OBJECTIVE
Extract every record, exactly as written, and ignore the pictures.

SUPPLIED RECORDS

--------------------------------------------------

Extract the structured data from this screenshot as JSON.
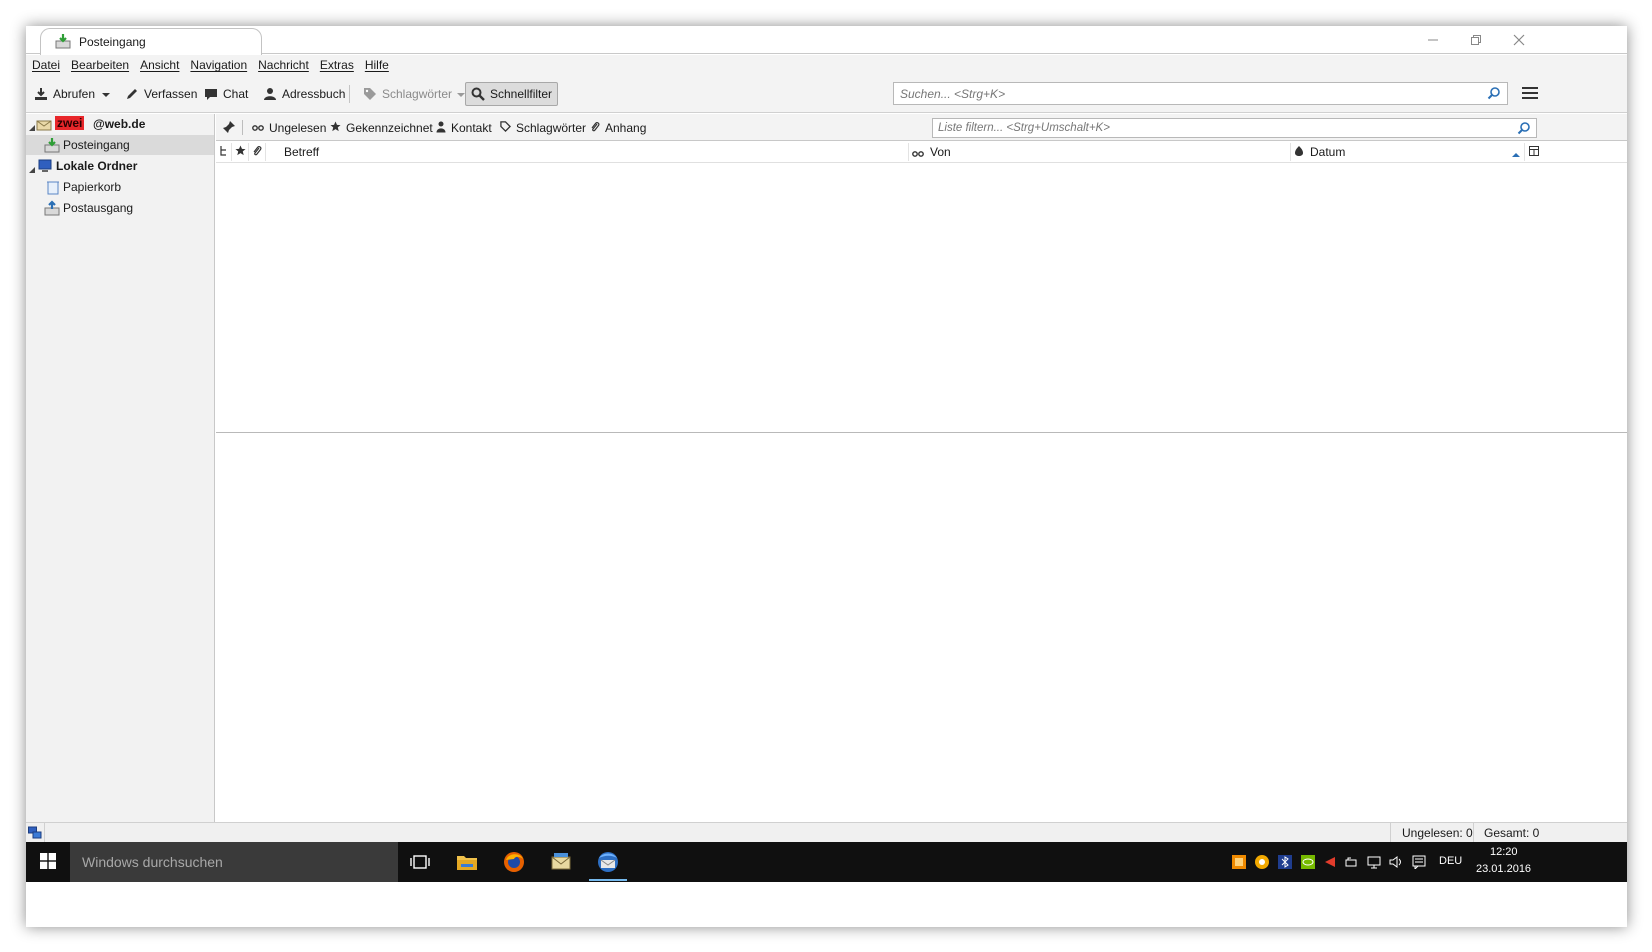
{
  "tab": {
    "title": "Posteingang"
  },
  "menu": [
    "Datei",
    "Bearbeiten",
    "Ansicht",
    "Navigation",
    "Nachricht",
    "Extras",
    "Hilfe"
  ],
  "toolbar": {
    "get_mail": "Abrufen",
    "write": "Verfassen",
    "chat": "Chat",
    "address_book": "Adressbuch",
    "tags": "Schlagwörter",
    "quick_filter": "Schnellfilter",
    "search_placeholder": "Suchen... <Strg+K>"
  },
  "folders": {
    "account_redacted": "zwei",
    "account_domain": "@web.de",
    "inbox": "Posteingang",
    "local_folders": "Lokale Ordner",
    "trash": "Papierkorb",
    "outbox": "Postausgang"
  },
  "quickfilter": {
    "unread": "Ungelesen",
    "starred": "Gekennzeichnet",
    "contact": "Kontakt",
    "tags": "Schlagwörter",
    "attachment": "Anhang",
    "filter_placeholder": "Liste filtern... <Strg+Umschalt+K>"
  },
  "columns": {
    "subject": "Betreff",
    "from": "Von",
    "date": "Datum"
  },
  "status": {
    "unread": "Ungelesen: 0",
    "total": "Gesamt: 0"
  },
  "taskbar": {
    "search_placeholder": "Windows durchsuchen",
    "language": "DEU",
    "time": "12:20",
    "date": "23.01.2016"
  },
  "colors": {
    "accent_red": "#e8262a",
    "taskbar_bg": "#101010",
    "active_underline": "#76b9ed"
  }
}
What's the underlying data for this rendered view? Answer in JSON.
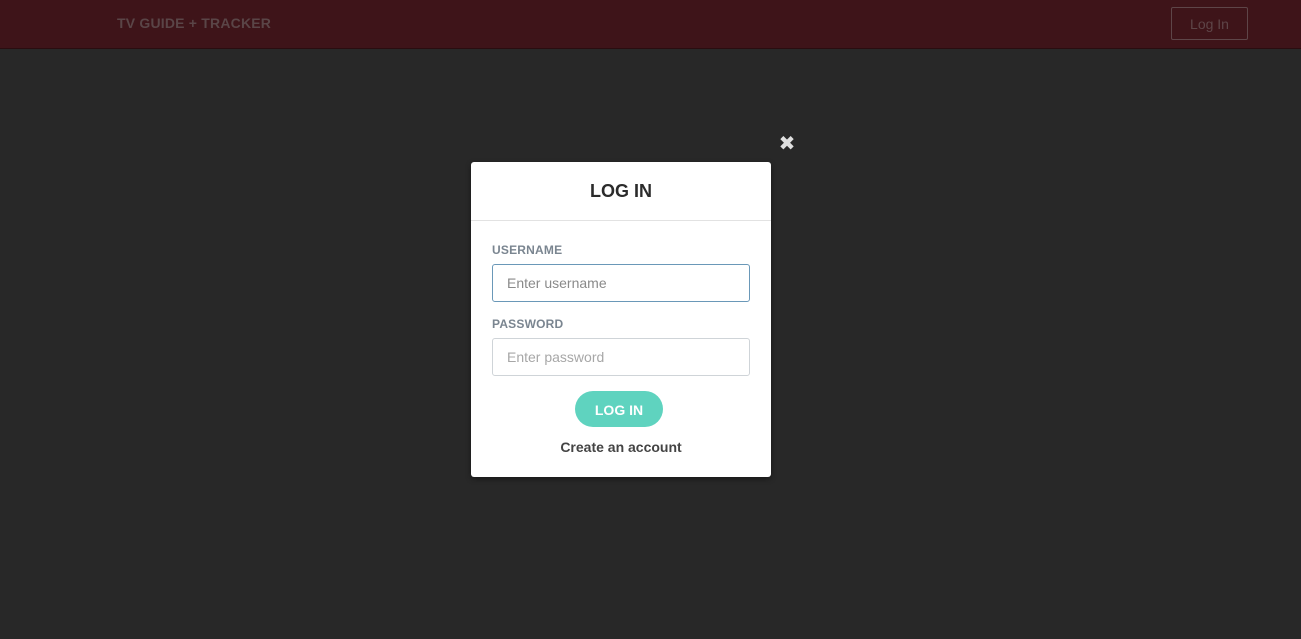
{
  "navbar": {
    "brand": "TV GUIDE + TRACKER",
    "login_label": "Log In"
  },
  "modal": {
    "title": "LOG IN",
    "close_icon": "close-icon",
    "username_label": "USERNAME",
    "username_placeholder": "Enter username",
    "username_value": "",
    "password_label": "PASSWORD",
    "password_placeholder": "Enter password",
    "password_value": "",
    "submit_label": "LOG IN",
    "create_account_label": "Create an account"
  },
  "colors": {
    "navbar_bg": "#3e1419",
    "overlay_bg": "#282828",
    "accent": "#5fd3bf"
  }
}
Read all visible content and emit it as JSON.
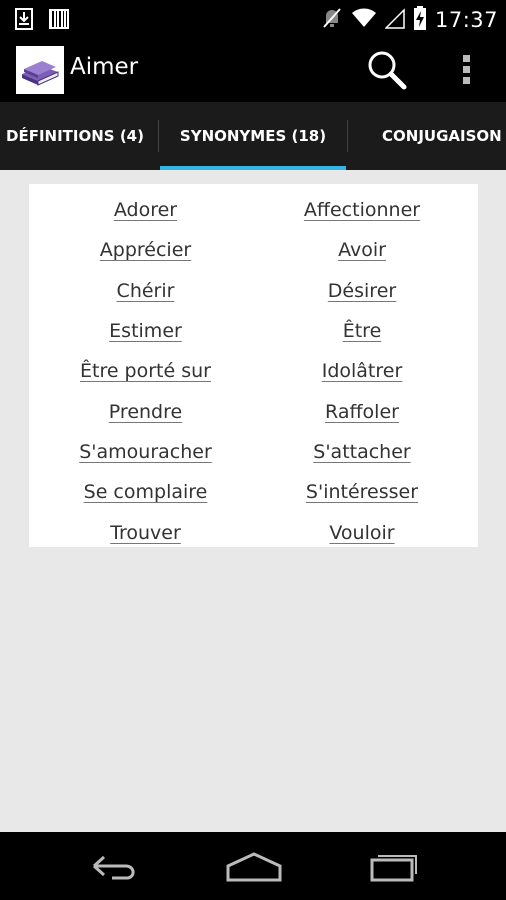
{
  "status_bar": {
    "time": "17:37",
    "icons": [
      "download-icon",
      "barcode-icon",
      "mute-icon",
      "wifi-icon",
      "signal-icon",
      "battery-charging-icon"
    ]
  },
  "action_bar": {
    "title": "Aimer",
    "icons": [
      "book-icon",
      "search-icon",
      "overflow-menu-icon"
    ]
  },
  "tabs": [
    {
      "label": "DÉFINITIONS (4)",
      "selected": false
    },
    {
      "label": "SYNONYMES (18)",
      "selected": true
    },
    {
      "label": "CONJUGAISON",
      "selected": false
    }
  ],
  "colors": {
    "tab_indicator": "#33b5e5",
    "bar_background": "#000000",
    "content_background": "#e8e8e8"
  },
  "synonyms": [
    "Adorer",
    "Affectionner",
    "Apprécier",
    "Avoir",
    "Chérir",
    "Désirer",
    "Estimer",
    "Être",
    "Être porté sur",
    "Idolâtrer",
    "Prendre",
    "Raffoler",
    "S'amouracher",
    "S'attacher",
    "Se complaire",
    "S'intéresser",
    "Trouver",
    "Vouloir"
  ],
  "nav_bar": {
    "icons": [
      "back-icon",
      "home-icon",
      "recents-icon"
    ]
  }
}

--------------------------------------------------

RESULT
Extract the structured data from this screenshot as JSON.
{
  "tab": {
    "title": "Posteingang"
  },
  "menu": [
    "Datei",
    "Bearbeiten",
    "Ansicht",
    "Navigation",
    "Nachricht",
    "Extras",
    "Hilfe"
  ],
  "toolbar": {
    "get_mail": "Abrufen",
    "write": "Verfassen",
    "chat": "Chat",
    "address_book": "Adressbuch",
    "tags": "Schlagwörter",
    "quick_filter": "Schnellfilter",
    "search_placeholder": "Suchen... <Strg+K>"
  },
  "folders": {
    "account_redacted": "zwei",
    "account_domain": "@web.de",
    "inbox": "Posteingang",
    "local_folders": "Lokale Ordner",
    "trash": "Papierkorb",
    "outbox": "Postausgang"
  },
  "quickfilter": {
    "unread": "Ungelesen",
    "starred": "Gekennzeichnet",
    "contact": "Kontakt",
    "tags": "Schlagwörter",
    "attachment": "Anhang",
    "filter_placeholder": "Liste filtern... <Strg+Umschalt+K>"
  },
  "columns": {
    "subject": "Betreff",
    "from": "Von",
    "date": "Datum"
  },
  "status": {
    "unread": "Ungelesen: 0",
    "total": "Gesamt: 0"
  },
  "taskbar": {
    "search_placeholder": "Windows durchsuchen",
    "language": "DEU",
    "time": "12:20",
    "date": "23.01.2016"
  },
  "colors": {
    "accent_red": "#e8262a",
    "taskbar_bg": "#101010",
    "active_underline": "#76b9ed"
  }
}
What's the underlying data for this rendered view? Answer in JSON.
{
  "navbar": {
    "brand": "TV GUIDE + TRACKER",
    "login_label": "Log In"
  },
  "modal": {
    "title": "LOG IN",
    "close_icon": "close-icon",
    "username_label": "USERNAME",
    "username_placeholder": "Enter username",
    "username_value": "",
    "password_label": "PASSWORD",
    "password_placeholder": "Enter password",
    "password_value": "",
    "submit_label": "LOG IN",
    "create_account_label": "Create an account"
  },
  "colors": {
    "navbar_bg": "#3e1419",
    "overlay_bg": "#282828",
    "accent": "#5fd3bf"
  }
}
Read all visible content and emit it as JSON.
{
  "status_bar": {
    "time": "17:37",
    "icons": [
      "download-icon",
      "barcode-icon",
      "mute-icon",
      "wifi-icon",
      "signal-icon",
      "battery-charging-icon"
    ]
  },
  "action_bar": {
    "title": "Aimer",
    "icons": [
      "book-icon",
      "search-icon",
      "overflow-menu-icon"
    ]
  },
  "tabs": [
    {
      "label": "DÉFINITIONS (4)",
      "selected": false
    },
    {
      "label": "SYNONYMES (18)",
      "selected": true
    },
    {
      "label": "CONJUGAISON",
      "selected": false
    }
  ],
  "colors": {
    "tab_indicator": "#33b5e5",
    "bar_background": "#000000",
    "content_background": "#e8e8e8"
  },
  "synonyms": [
    "Adorer",
    "Affectionner",
    "Apprécier",
    "Avoir",
    "Chérir",
    "Désirer",
    "Estimer",
    "Être",
    "Être porté sur",
    "Idolâtrer",
    "Prendre",
    "Raffoler",
    "S'amouracher",
    "S'attacher",
    "Se complaire",
    "S'intéresser",
    "Trouver",
    "Vouloir"
  ],
  "nav_bar": {
    "icons": [
      "back-icon",
      "home-icon",
      "recents-icon"
    ]
  }
}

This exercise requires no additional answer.